[What is required] Every entry that follows should be repeated exactly; drop the images.

[Data excerpts]

* * * * * * *

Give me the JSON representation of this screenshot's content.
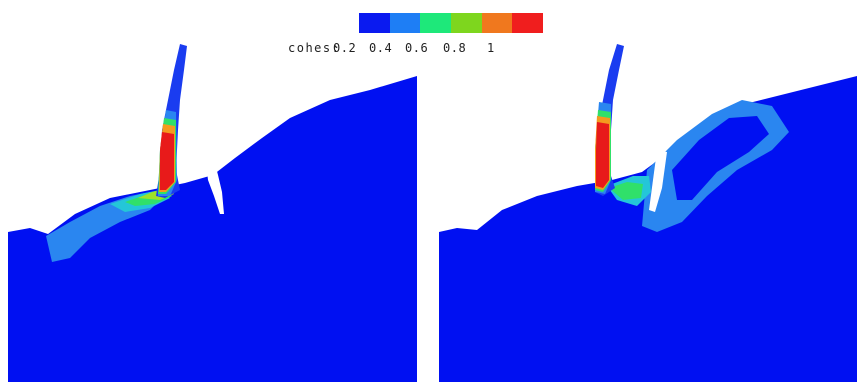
{
  "legend": {
    "label": "cohes:",
    "ticks": [
      "0.2",
      "0.4",
      "0.6",
      "0.8",
      "1"
    ],
    "colors": [
      "#0a1af0",
      "#1e7ef5",
      "#1ee87a",
      "#7ed61e",
      "#f0781e",
      "#f01e1e"
    ]
  },
  "panels": [
    {
      "name": "left-simulation"
    },
    {
      "name": "right-simulation"
    }
  ],
  "palette": {
    "background": "#ffffff",
    "deep_blue": "#0010f2",
    "light_blue": "#2a86f0",
    "cyan": "#24c6d8",
    "green": "#30e06a",
    "yellow_green": "#9ee02a",
    "orange": "#f49a1e",
    "red": "#e81a1a"
  }
}
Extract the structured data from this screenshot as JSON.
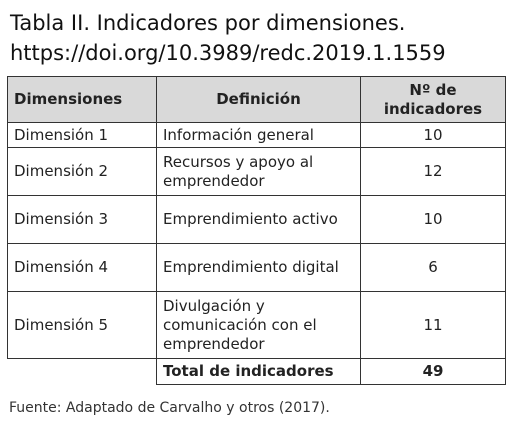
{
  "title": {
    "line1": "Tabla II. Indicadores por dimensiones.",
    "line2": "https://doi.org/10.3989/redc.2019.1.1559"
  },
  "table": {
    "headers": {
      "dimension": "Dimensiones",
      "definition": "Definición",
      "count_line1": "Nº de",
      "count_line2": "indicadores"
    },
    "rows": [
      {
        "dimension": "Dimensión 1",
        "definition": "Información general",
        "count": "10"
      },
      {
        "dimension": "Dimensión 2",
        "definition": "Recursos y apoyo al emprendedor",
        "count": "12"
      },
      {
        "dimension": "Dimensión 3",
        "definition": "Emprendimiento activo",
        "count": "10"
      },
      {
        "dimension": "Dimensión 4",
        "definition": "Emprendimiento digital",
        "count": "6"
      },
      {
        "dimension": "Dimensión 5",
        "definition": "Divulgación y comunicación con el emprendedor",
        "count": "11"
      }
    ],
    "total": {
      "label": "Total de indicadores",
      "count": "49"
    }
  },
  "source": "Fuente: Adaptado de Carvalho y otros (2017).",
  "colors": {
    "header_background": "#d9d9d9",
    "border": "#333333",
    "text": "#222222"
  }
}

* * * * * * *

[Output of the exercise]
Give me the JSON representation of this screenshot's content.
{
  "legend": {
    "label": "cohes:",
    "ticks": [
      "0.2",
      "0.4",
      "0.6",
      "0.8",
      "1"
    ],
    "colors": [
      "#0a1af0",
      "#1e7ef5",
      "#1ee87a",
      "#7ed61e",
      "#f0781e",
      "#f01e1e"
    ]
  },
  "panels": [
    {
      "name": "left-simulation"
    },
    {
      "name": "right-simulation"
    }
  ],
  "palette": {
    "background": "#ffffff",
    "deep_blue": "#0010f2",
    "light_blue": "#2a86f0",
    "cyan": "#24c6d8",
    "green": "#30e06a",
    "yellow_green": "#9ee02a",
    "orange": "#f49a1e",
    "red": "#e81a1a"
  }
}
Extract the structured data from this screenshot as JSON.
{
  "title": {
    "line1": "Tabla II. Indicadores por dimensiones.",
    "line2": "https://doi.org/10.3989/redc.2019.1.1559"
  },
  "table": {
    "headers": {
      "dimension": "Dimensiones",
      "definition": "Definición",
      "count_line1": "Nº de",
      "count_line2": "indicadores"
    },
    "rows": [
      {
        "dimension": "Dimensión 1",
        "definition": "Información general",
        "count": "10"
      },
      {
        "dimension": "Dimensión 2",
        "definition": "Recursos y apoyo al emprendedor",
        "count": "12"
      },
      {
        "dimension": "Dimensión 3",
        "definition": "Emprendimiento activo",
        "count": "10"
      },
      {
        "dimension": "Dimensión 4",
        "definition": "Emprendimiento digital",
        "count": "6"
      },
      {
        "dimension": "Dimensión 5",
        "definition": "Divulgación y comunicación con el emprendedor",
        "count": "11"
      }
    ],
    "total": {
      "label": "Total de indicadores",
      "count": "49"
    }
  },
  "source": "Fuente: Adaptado de Carvalho y otros (2017).",
  "colors": {
    "header_background": "#d9d9d9",
    "border": "#333333",
    "text": "#222222"
  }
}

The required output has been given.